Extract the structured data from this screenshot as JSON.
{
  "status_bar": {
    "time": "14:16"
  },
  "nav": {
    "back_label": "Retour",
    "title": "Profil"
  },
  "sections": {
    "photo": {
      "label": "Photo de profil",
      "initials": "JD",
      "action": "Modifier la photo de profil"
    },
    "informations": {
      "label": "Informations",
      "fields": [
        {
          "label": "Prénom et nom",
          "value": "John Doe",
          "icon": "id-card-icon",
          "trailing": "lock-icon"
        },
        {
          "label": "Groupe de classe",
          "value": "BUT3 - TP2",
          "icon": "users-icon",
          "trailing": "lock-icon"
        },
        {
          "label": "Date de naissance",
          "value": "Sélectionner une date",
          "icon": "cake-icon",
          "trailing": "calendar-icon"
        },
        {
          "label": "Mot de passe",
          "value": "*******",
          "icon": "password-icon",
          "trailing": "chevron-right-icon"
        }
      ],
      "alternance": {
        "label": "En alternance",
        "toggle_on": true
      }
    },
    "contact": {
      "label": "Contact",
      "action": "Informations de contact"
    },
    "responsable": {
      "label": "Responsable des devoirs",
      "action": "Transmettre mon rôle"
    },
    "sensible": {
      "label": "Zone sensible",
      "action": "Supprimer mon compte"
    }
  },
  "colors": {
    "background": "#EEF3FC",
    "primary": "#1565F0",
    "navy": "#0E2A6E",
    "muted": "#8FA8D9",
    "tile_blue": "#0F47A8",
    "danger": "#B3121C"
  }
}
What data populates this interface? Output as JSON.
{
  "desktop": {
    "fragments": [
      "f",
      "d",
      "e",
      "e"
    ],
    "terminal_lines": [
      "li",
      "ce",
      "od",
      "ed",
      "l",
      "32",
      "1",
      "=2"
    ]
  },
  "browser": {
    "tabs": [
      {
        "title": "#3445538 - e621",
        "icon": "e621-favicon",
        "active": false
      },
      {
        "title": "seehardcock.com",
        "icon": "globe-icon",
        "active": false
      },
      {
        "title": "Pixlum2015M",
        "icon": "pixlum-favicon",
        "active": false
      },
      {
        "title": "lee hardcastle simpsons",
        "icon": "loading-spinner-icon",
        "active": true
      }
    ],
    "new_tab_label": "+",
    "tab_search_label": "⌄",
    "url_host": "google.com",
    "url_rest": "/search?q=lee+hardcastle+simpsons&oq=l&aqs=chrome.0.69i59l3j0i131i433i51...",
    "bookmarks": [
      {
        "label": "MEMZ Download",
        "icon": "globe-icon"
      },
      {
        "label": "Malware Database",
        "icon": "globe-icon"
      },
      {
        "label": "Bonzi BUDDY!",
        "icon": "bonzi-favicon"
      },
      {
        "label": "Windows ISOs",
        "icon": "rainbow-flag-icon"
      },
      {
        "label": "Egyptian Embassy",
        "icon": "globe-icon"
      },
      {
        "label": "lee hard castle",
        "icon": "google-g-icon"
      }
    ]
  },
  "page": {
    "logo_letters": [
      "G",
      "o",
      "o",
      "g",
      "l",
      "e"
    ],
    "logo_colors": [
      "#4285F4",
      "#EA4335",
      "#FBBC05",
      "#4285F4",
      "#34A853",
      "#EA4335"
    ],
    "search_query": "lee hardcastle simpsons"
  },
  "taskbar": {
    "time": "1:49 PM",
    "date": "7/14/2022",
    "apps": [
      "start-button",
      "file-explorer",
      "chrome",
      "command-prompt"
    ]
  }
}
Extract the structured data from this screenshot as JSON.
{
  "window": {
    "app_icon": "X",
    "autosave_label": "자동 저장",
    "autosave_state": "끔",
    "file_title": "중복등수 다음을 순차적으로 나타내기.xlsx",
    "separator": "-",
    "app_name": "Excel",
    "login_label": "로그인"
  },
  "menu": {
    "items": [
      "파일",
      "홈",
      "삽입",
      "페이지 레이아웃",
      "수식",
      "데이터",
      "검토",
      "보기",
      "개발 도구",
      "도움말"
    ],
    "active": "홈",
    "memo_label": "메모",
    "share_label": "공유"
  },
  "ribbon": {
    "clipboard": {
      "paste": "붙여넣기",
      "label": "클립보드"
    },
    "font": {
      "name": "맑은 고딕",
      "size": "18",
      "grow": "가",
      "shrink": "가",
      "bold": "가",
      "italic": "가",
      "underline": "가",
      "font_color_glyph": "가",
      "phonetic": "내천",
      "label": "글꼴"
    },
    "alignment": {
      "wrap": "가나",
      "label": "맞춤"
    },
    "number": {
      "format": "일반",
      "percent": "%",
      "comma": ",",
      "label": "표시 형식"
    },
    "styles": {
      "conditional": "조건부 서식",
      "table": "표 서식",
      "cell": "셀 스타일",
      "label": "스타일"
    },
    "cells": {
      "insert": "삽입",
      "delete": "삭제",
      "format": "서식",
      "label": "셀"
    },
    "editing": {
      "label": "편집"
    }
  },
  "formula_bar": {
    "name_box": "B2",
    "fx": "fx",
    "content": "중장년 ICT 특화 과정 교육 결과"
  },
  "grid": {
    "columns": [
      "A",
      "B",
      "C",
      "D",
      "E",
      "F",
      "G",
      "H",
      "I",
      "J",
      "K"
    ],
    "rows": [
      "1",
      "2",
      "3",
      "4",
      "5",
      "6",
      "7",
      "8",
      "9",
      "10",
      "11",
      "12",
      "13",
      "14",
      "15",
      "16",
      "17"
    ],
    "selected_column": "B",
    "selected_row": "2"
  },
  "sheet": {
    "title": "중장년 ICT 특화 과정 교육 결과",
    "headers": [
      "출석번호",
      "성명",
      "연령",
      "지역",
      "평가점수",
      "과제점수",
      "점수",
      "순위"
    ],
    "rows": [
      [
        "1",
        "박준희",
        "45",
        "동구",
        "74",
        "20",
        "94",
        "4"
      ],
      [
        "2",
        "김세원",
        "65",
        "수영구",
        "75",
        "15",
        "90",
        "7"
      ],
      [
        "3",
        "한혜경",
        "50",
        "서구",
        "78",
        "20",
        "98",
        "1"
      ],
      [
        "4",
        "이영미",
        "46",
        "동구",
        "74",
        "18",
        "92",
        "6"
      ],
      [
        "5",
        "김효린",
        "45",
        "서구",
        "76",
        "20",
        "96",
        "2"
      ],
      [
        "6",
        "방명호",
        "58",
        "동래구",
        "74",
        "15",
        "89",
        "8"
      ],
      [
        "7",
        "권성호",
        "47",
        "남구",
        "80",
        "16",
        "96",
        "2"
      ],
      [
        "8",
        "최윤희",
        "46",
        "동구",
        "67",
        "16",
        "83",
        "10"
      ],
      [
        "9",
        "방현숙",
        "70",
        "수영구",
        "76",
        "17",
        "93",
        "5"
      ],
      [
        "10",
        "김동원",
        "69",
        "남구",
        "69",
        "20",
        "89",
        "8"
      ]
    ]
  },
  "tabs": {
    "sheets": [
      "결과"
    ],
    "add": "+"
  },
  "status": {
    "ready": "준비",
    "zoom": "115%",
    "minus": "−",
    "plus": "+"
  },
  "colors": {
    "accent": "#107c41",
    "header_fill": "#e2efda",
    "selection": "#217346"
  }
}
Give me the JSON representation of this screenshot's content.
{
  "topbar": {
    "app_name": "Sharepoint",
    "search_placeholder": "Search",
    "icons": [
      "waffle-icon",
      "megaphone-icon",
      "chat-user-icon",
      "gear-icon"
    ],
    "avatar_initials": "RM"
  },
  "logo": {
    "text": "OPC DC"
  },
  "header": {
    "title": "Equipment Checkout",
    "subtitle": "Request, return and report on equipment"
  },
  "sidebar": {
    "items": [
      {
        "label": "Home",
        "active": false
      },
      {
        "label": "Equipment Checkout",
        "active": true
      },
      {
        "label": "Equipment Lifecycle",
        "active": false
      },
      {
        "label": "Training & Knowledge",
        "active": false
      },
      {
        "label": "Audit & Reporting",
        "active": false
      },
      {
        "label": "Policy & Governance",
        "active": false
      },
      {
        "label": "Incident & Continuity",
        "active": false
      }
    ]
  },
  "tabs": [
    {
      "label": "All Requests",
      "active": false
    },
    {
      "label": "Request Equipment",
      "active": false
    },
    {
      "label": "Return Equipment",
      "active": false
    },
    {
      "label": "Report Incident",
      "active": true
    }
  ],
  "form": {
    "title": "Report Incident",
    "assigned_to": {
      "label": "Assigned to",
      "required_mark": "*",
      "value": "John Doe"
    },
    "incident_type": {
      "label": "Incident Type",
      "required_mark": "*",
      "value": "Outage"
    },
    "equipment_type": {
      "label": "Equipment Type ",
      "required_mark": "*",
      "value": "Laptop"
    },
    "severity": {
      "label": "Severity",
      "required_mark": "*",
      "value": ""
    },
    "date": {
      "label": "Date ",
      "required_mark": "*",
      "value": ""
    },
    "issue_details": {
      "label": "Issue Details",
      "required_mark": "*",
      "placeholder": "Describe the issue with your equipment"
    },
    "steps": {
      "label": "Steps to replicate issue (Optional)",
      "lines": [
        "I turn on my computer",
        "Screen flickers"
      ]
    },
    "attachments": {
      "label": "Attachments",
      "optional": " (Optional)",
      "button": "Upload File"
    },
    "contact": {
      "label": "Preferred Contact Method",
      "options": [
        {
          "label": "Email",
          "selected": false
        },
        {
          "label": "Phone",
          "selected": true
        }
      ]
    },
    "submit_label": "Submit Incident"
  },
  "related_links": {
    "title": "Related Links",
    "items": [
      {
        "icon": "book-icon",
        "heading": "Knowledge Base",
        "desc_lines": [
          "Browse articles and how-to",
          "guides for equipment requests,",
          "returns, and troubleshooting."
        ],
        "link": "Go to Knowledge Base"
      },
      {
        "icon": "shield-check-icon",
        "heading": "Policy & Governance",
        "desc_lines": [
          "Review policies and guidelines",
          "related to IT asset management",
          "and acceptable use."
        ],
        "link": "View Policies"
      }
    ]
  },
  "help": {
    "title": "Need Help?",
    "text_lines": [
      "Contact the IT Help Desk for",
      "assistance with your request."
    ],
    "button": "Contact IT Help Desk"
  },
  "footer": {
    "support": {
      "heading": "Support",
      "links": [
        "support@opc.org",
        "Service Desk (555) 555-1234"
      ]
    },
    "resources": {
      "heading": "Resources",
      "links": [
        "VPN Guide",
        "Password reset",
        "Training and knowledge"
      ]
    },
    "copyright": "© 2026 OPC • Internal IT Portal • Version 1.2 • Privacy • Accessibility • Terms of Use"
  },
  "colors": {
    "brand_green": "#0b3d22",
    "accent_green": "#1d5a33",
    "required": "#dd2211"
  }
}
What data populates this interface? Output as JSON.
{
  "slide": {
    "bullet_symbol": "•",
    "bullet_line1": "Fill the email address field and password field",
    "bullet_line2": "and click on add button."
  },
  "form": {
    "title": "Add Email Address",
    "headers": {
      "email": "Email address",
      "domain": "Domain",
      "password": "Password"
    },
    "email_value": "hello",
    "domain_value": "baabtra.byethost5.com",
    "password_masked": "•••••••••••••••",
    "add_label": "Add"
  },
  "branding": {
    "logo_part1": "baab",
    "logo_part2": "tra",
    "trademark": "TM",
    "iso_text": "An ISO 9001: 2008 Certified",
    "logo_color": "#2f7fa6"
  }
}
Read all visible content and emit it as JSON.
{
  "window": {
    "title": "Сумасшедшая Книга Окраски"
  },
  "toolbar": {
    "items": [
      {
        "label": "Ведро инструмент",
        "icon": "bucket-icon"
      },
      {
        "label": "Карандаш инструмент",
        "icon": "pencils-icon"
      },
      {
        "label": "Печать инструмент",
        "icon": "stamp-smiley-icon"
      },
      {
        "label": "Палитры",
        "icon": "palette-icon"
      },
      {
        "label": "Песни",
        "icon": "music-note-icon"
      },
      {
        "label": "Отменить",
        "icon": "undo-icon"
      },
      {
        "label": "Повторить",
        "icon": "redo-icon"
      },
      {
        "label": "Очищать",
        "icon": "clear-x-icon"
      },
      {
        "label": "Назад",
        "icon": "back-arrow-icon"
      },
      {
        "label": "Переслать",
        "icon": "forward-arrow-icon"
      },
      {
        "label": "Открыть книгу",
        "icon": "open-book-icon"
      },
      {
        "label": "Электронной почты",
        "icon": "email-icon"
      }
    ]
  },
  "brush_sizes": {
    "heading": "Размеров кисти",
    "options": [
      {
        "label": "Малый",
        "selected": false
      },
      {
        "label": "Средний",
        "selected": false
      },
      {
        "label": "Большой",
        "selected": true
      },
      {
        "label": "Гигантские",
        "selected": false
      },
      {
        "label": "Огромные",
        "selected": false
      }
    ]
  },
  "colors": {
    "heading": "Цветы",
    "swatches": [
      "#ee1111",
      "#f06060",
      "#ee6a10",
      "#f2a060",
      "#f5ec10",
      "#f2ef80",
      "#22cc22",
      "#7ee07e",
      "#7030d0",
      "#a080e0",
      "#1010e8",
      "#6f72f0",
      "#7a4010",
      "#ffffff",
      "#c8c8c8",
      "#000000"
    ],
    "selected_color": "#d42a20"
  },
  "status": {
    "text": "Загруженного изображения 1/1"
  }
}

----

● **Exercise instructions**
Filter the entries and copy out every line with the word "true".

● **Written reply**
        "toggle_on": true
        "active": true
        "active": true
      "active": true
          "selected": true
        "selected": true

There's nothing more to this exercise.